--- BEGIN ---

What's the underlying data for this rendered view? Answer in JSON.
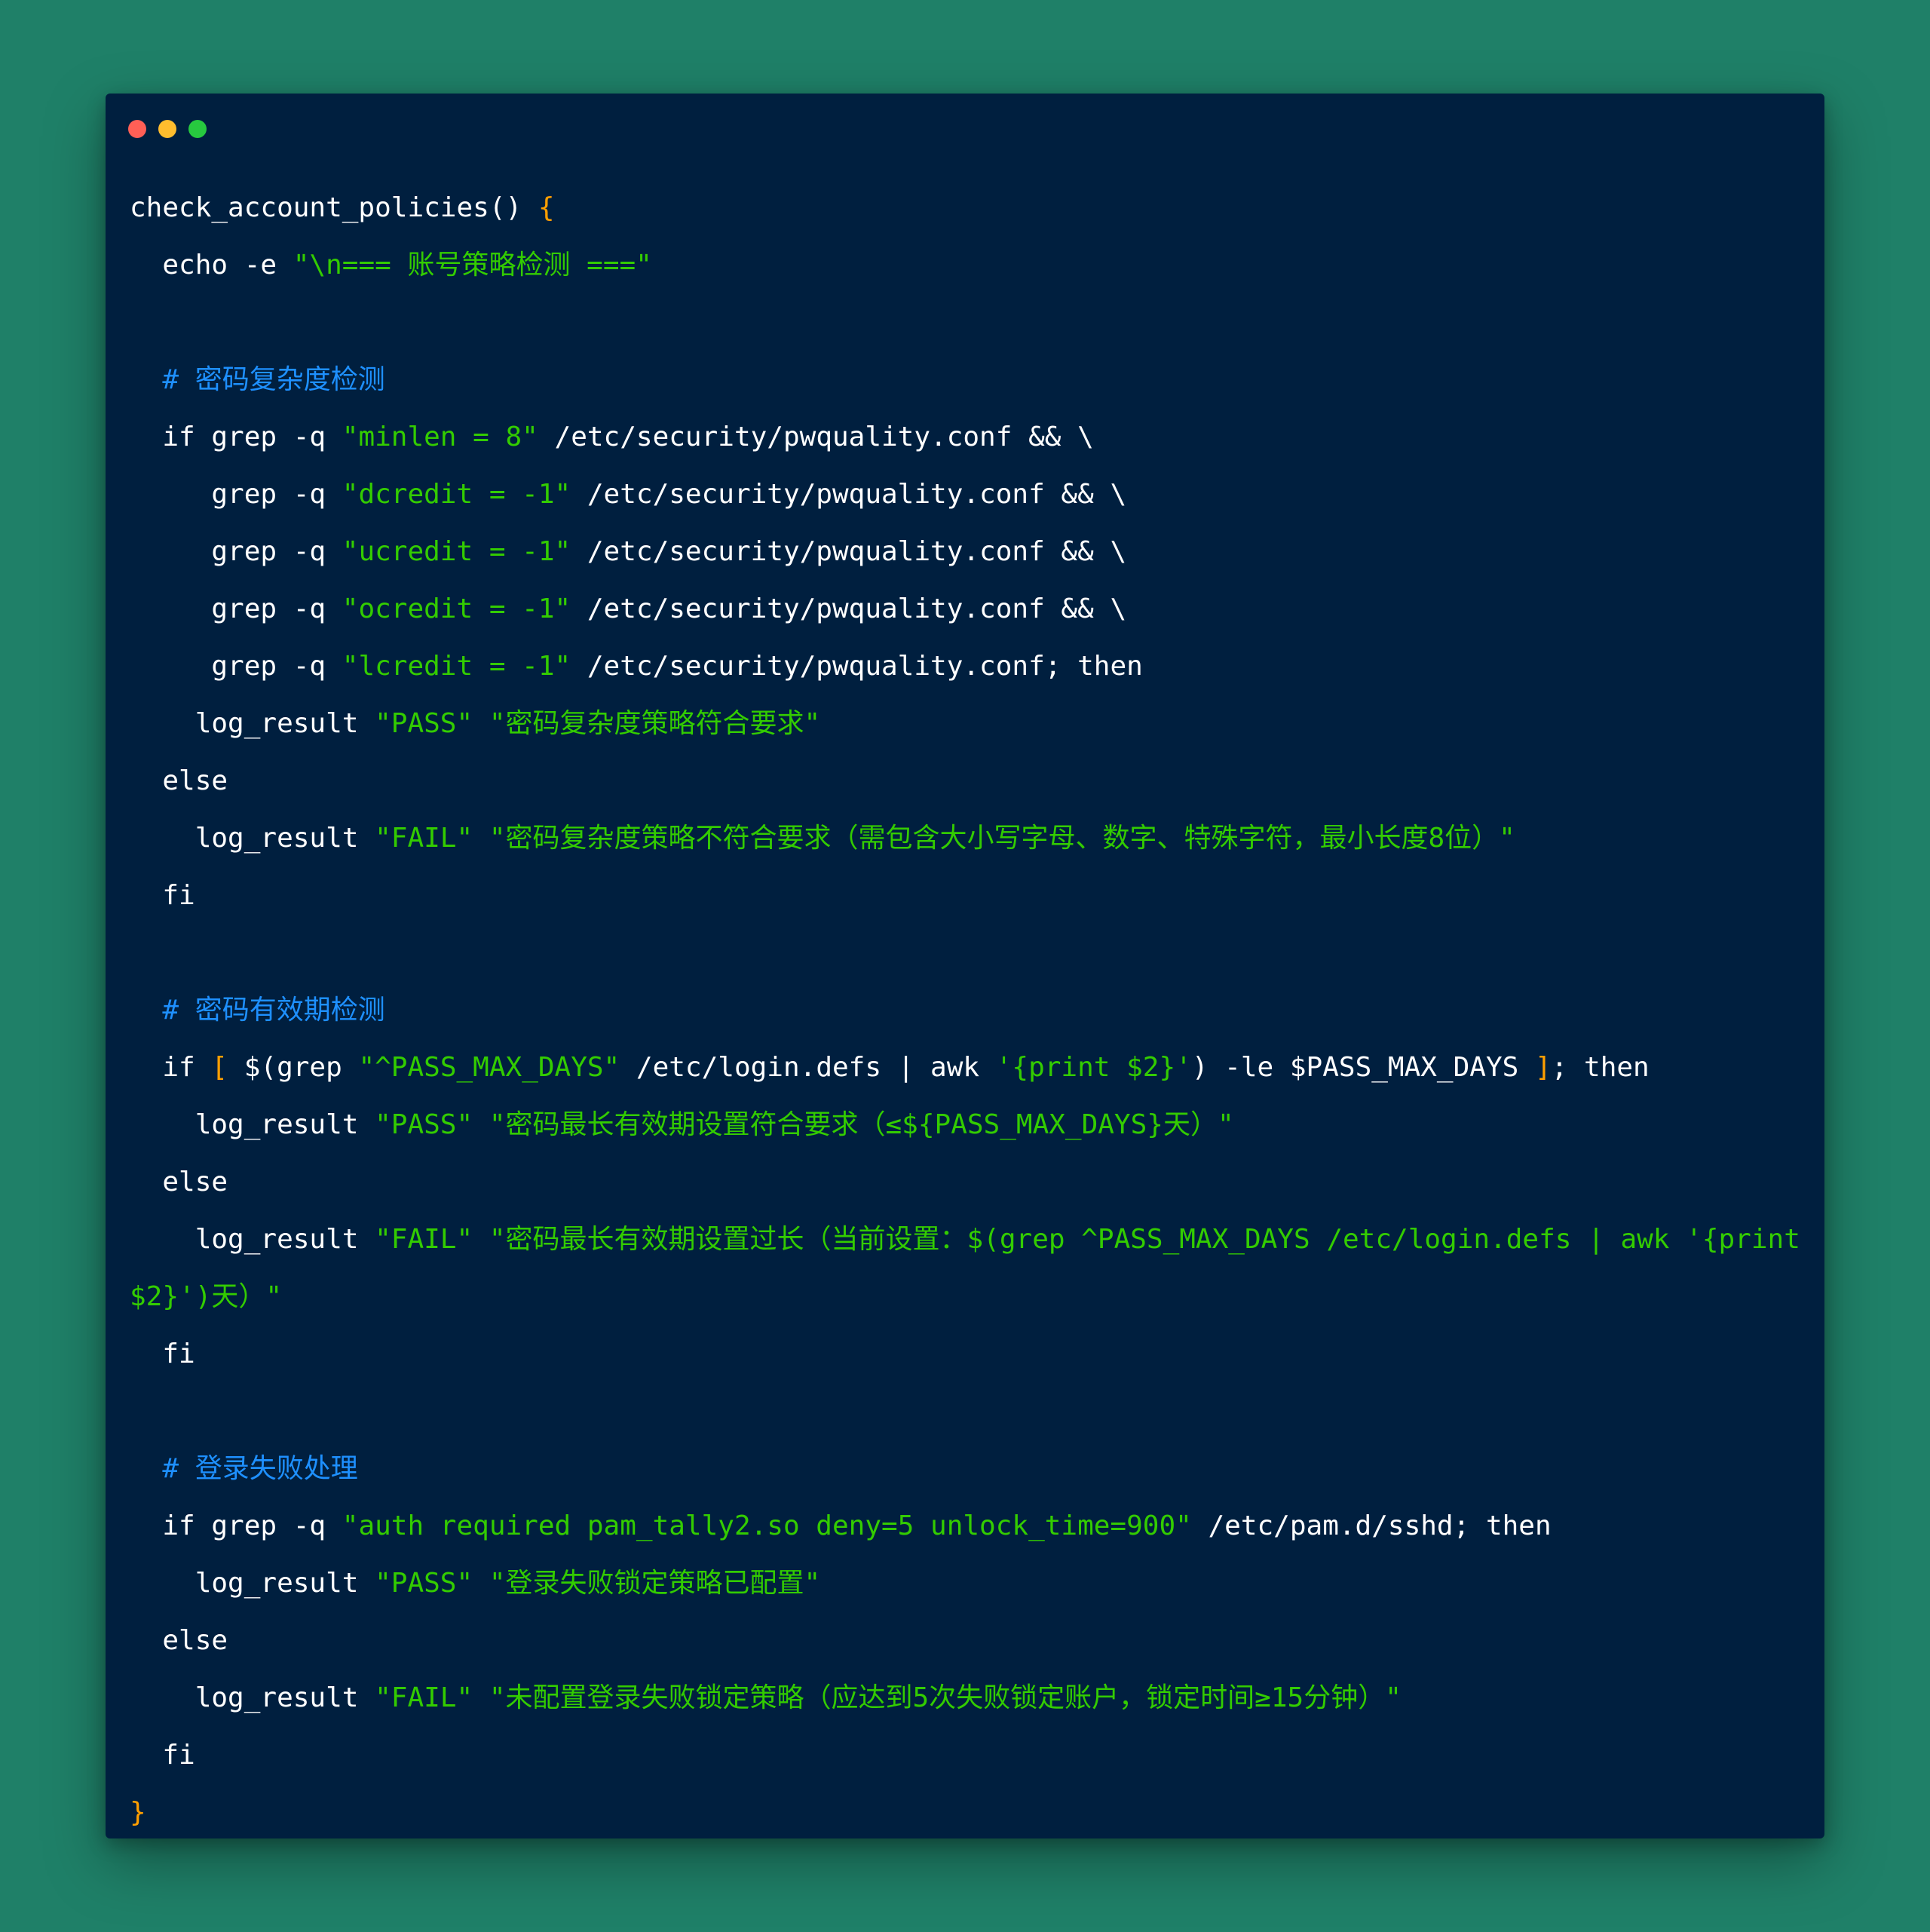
{
  "window": {
    "traffic_lights": [
      {
        "name": "close",
        "color": "#ff5f56"
      },
      {
        "name": "minimize",
        "color": "#ffbd2e"
      },
      {
        "name": "maximize",
        "color": "#27c93f"
      }
    ]
  },
  "colors": {
    "background": "#1f8068",
    "editor": "#001f3f",
    "string": "#33cc00",
    "comment": "#1e90ff",
    "brace": "#ff9f00",
    "plain": "#ffffff"
  },
  "code_lines": [
    [
      {
        "t": "check_account_policies() ",
        "k": "plain"
      },
      {
        "t": "{",
        "k": "brace"
      }
    ],
    [
      {
        "t": "  echo -e ",
        "k": "plain"
      },
      {
        "t": "\"\\n=== 账号策略检测 ===\"",
        "k": "str"
      }
    ],
    [],
    [
      {
        "t": "  # 密码复杂度检测",
        "k": "com"
      }
    ],
    [
      {
        "t": "  if grep -q ",
        "k": "plain"
      },
      {
        "t": "\"minlen = 8\"",
        "k": "str"
      },
      {
        "t": " /etc/security/pwquality.conf && \\",
        "k": "plain"
      }
    ],
    [
      {
        "t": "     grep -q ",
        "k": "plain"
      },
      {
        "t": "\"dcredit = -1\"",
        "k": "str"
      },
      {
        "t": " /etc/security/pwquality.conf && \\",
        "k": "plain"
      }
    ],
    [
      {
        "t": "     grep -q ",
        "k": "plain"
      },
      {
        "t": "\"ucredit = -1\"",
        "k": "str"
      },
      {
        "t": " /etc/security/pwquality.conf && \\",
        "k": "plain"
      }
    ],
    [
      {
        "t": "     grep -q ",
        "k": "plain"
      },
      {
        "t": "\"ocredit = -1\"",
        "k": "str"
      },
      {
        "t": " /etc/security/pwquality.conf && \\",
        "k": "plain"
      }
    ],
    [
      {
        "t": "     grep -q ",
        "k": "plain"
      },
      {
        "t": "\"lcredit = -1\"",
        "k": "str"
      },
      {
        "t": " /etc/security/pwquality.conf; then",
        "k": "plain"
      }
    ],
    [
      {
        "t": "    log_result ",
        "k": "plain"
      },
      {
        "t": "\"PASS\" \"密码复杂度策略符合要求\"",
        "k": "str"
      }
    ],
    [
      {
        "t": "  else",
        "k": "plain"
      }
    ],
    [
      {
        "t": "    log_result ",
        "k": "plain"
      },
      {
        "t": "\"FAIL\" \"密码复杂度策略不符合要求（需包含大小写字母、数字、特殊字符，最小长度8位）\"",
        "k": "str"
      }
    ],
    [
      {
        "t": "  fi",
        "k": "plain"
      }
    ],
    [],
    [
      {
        "t": "  # 密码有效期检测",
        "k": "com"
      }
    ],
    [
      {
        "t": "  if ",
        "k": "plain"
      },
      {
        "t": "[",
        "k": "brace"
      },
      {
        "t": " $(grep ",
        "k": "plain"
      },
      {
        "t": "\"^PASS_MAX_DAYS\"",
        "k": "str"
      },
      {
        "t": " /etc/login.defs | awk ",
        "k": "plain"
      },
      {
        "t": "'{print $2}'",
        "k": "str"
      },
      {
        "t": ") -le $PASS_MAX_DAYS ",
        "k": "plain"
      },
      {
        "t": "]",
        "k": "brace"
      },
      {
        "t": "; then",
        "k": "plain"
      }
    ],
    [
      {
        "t": "    log_result ",
        "k": "plain"
      },
      {
        "t": "\"PASS\" \"密码最长有效期设置符合要求（≤${PASS_MAX_DAYS}天）\"",
        "k": "str"
      }
    ],
    [
      {
        "t": "  else",
        "k": "plain"
      }
    ],
    [
      {
        "t": "    log_result ",
        "k": "plain"
      },
      {
        "t": "\"FAIL\" \"密码最长有效期设置过长（当前设置：$(grep ^PASS_MAX_DAYS /etc/login.defs | awk '{print",
        "k": "str"
      }
    ],
    [
      {
        "t": "$2}')天）\"",
        "k": "str"
      }
    ],
    [
      {
        "t": "  fi",
        "k": "plain"
      }
    ],
    [],
    [
      {
        "t": "  # 登录失败处理",
        "k": "com"
      }
    ],
    [
      {
        "t": "  if grep -q ",
        "k": "plain"
      },
      {
        "t": "\"auth required pam_tally2.so deny=5 unlock_time=900\"",
        "k": "str"
      },
      {
        "t": " /etc/pam.d/sshd; then",
        "k": "plain"
      }
    ],
    [
      {
        "t": "    log_result ",
        "k": "plain"
      },
      {
        "t": "\"PASS\" \"登录失败锁定策略已配置\"",
        "k": "str"
      }
    ],
    [
      {
        "t": "  else",
        "k": "plain"
      }
    ],
    [
      {
        "t": "    log_result ",
        "k": "plain"
      },
      {
        "t": "\"FAIL\" \"未配置登录失败锁定策略（应达到5次失败锁定账户，锁定时间≥15分钟）\"",
        "k": "str"
      }
    ],
    [
      {
        "t": "  fi",
        "k": "plain"
      }
    ],
    [
      {
        "t": "}",
        "k": "brace"
      }
    ]
  ]
}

--- END ---

**Written exercise:** Reproduce the listing word for word and omit its pictures.

**Complete answer:**
What's the underlying data for this rendered view? Answer in JSON.
{
  "window": {
    "traffic_lights": [
      {
        "name": "close",
        "color": "#ff5f56"
      },
      {
        "name": "minimize",
        "color": "#ffbd2e"
      },
      {
        "name": "maximize",
        "color": "#27c93f"
      }
    ]
  },
  "colors": {
    "background": "#1f8068",
    "editor": "#001f3f",
    "string": "#33cc00",
    "comment": "#1e90ff",
    "brace": "#ff9f00",
    "plain": "#ffffff"
  },
  "code_lines": [
    [
      {
        "t": "check_account_policies() ",
        "k": "plain"
      },
      {
        "t": "{",
        "k": "brace"
      }
    ],
    [
      {
        "t": "  echo -e ",
        "k": "plain"
      },
      {
        "t": "\"\\n=== 账号策略检测 ===\"",
        "k": "str"
      }
    ],
    [],
    [
      {
        "t": "  # 密码复杂度检测",
        "k": "com"
      }
    ],
    [
      {
        "t": "  if grep -q ",
        "k": "plain"
      },
      {
        "t": "\"minlen = 8\"",
        "k": "str"
      },
      {
        "t": " /etc/security/pwquality.conf && \\",
        "k": "plain"
      }
    ],
    [
      {
        "t": "     grep -q ",
        "k": "plain"
      },
      {
        "t": "\"dcredit = -1\"",
        "k": "str"
      },
      {
        "t": " /etc/security/pwquality.conf && \\",
        "k": "plain"
      }
    ],
    [
      {
        "t": "     grep -q ",
        "k": "plain"
      },
      {
        "t": "\"ucredit = -1\"",
        "k": "str"
      },
      {
        "t": " /etc/security/pwquality.conf && \\",
        "k": "plain"
      }
    ],
    [
      {
        "t": "     grep -q ",
        "k": "plain"
      },
      {
        "t": "\"ocredit = -1\"",
        "k": "str"
      },
      {
        "t": " /etc/security/pwquality.conf && \\",
        "k": "plain"
      }
    ],
    [
      {
        "t": "     grep -q ",
        "k": "plain"
      },
      {
        "t": "\"lcredit = -1\"",
        "k": "str"
      },
      {
        "t": " /etc/security/pwquality.conf; then",
        "k": "plain"
      }
    ],
    [
      {
        "t": "    log_result ",
        "k": "plain"
      },
      {
        "t": "\"PASS\" \"密码复杂度策略符合要求\"",
        "k": "str"
      }
    ],
    [
      {
        "t": "  else",
        "k": "plain"
      }
    ],
    [
      {
        "t": "    log_result ",
        "k": "plain"
      },
      {
        "t": "\"FAIL\" \"密码复杂度策略不符合要求（需包含大小写字母、数字、特殊字符，最小长度8位）\"",
        "k": "str"
      }
    ],
    [
      {
        "t": "  fi",
        "k": "plain"
      }
    ],
    [],
    [
      {
        "t": "  # 密码有效期检测",
        "k": "com"
      }
    ],
    [
      {
        "t": "  if ",
        "k": "plain"
      },
      {
        "t": "[",
        "k": "brace"
      },
      {
        "t": " $(grep ",
        "k": "plain"
      },
      {
        "t": "\"^PASS_MAX_DAYS\"",
        "k": "str"
      },
      {
        "t": " /etc/login.defs | awk ",
        "k": "plain"
      },
      {
        "t": "'{print $2}'",
        "k": "str"
      },
      {
        "t": ") -le $PASS_MAX_DAYS ",
        "k": "plain"
      },
      {
        "t": "]",
        "k": "brace"
      },
      {
        "t": "; then",
        "k": "plain"
      }
    ],
    [
      {
        "t": "    log_result ",
        "k": "plain"
      },
      {
        "t": "\"PASS\" \"密码最长有效期设置符合要求（≤${PASS_MAX_DAYS}天）\"",
        "k": "str"
      }
    ],
    [
      {
        "t": "  else",
        "k": "plain"
      }
    ],
    [
      {
        "t": "    log_result ",
        "k": "plain"
      },
      {
        "t": "\"FAIL\" \"密码最长有效期设置过长（当前设置：$(grep ^PASS_MAX_DAYS /etc/login.defs | awk '{print",
        "k": "str"
      }
    ],
    [
      {
        "t": "$2}')天）\"",
        "k": "str"
      }
    ],
    [
      {
        "t": "  fi",
        "k": "plain"
      }
    ],
    [],
    [
      {
        "t": "  # 登录失败处理",
        "k": "com"
      }
    ],
    [
      {
        "t": "  if grep -q ",
        "k": "plain"
      },
      {
        "t": "\"auth required pam_tally2.so deny=5 unlock_time=900\"",
        "k": "str"
      },
      {
        "t": " /etc/pam.d/sshd; then",
        "k": "plain"
      }
    ],
    [
      {
        "t": "    log_result ",
        "k": "plain"
      },
      {
        "t": "\"PASS\" \"登录失败锁定策略已配置\"",
        "k": "str"
      }
    ],
    [
      {
        "t": "  else",
        "k": "plain"
      }
    ],
    [
      {
        "t": "    log_result ",
        "k": "plain"
      },
      {
        "t": "\"FAIL\" \"未配置登录失败锁定策略（应达到5次失败锁定账户，锁定时间≥15分钟）\"",
        "k": "str"
      }
    ],
    [
      {
        "t": "  fi",
        "k": "plain"
      }
    ],
    [
      {
        "t": "}",
        "k": "brace"
      }
    ]
  ]
}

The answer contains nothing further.